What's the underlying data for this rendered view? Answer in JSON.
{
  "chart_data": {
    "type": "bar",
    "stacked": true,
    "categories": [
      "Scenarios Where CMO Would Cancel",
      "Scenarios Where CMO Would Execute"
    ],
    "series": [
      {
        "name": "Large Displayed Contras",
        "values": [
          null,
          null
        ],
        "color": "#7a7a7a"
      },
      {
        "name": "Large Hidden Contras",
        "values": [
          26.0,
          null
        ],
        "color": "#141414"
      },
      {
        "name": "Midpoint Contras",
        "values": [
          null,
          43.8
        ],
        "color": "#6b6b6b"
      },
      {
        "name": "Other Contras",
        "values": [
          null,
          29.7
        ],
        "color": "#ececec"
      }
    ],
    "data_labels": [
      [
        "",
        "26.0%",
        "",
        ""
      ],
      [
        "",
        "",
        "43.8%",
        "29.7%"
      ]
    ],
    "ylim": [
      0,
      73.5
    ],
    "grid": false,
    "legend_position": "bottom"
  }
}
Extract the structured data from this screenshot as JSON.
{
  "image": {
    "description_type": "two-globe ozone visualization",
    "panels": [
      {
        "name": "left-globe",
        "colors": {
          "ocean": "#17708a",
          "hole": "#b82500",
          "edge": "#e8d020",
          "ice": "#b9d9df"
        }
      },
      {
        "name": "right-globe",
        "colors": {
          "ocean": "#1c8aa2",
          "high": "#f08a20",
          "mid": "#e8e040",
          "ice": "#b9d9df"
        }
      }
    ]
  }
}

○ ○ ○ ○ ○

- _OBJECTIVE_
Look through the entries and return every line where "JSON" appears.

- _EXERCISE OUTPUT_
What's the underlying data for this rendered view? Answer in JSON.
Extract the structured data from this screenshot as JSON.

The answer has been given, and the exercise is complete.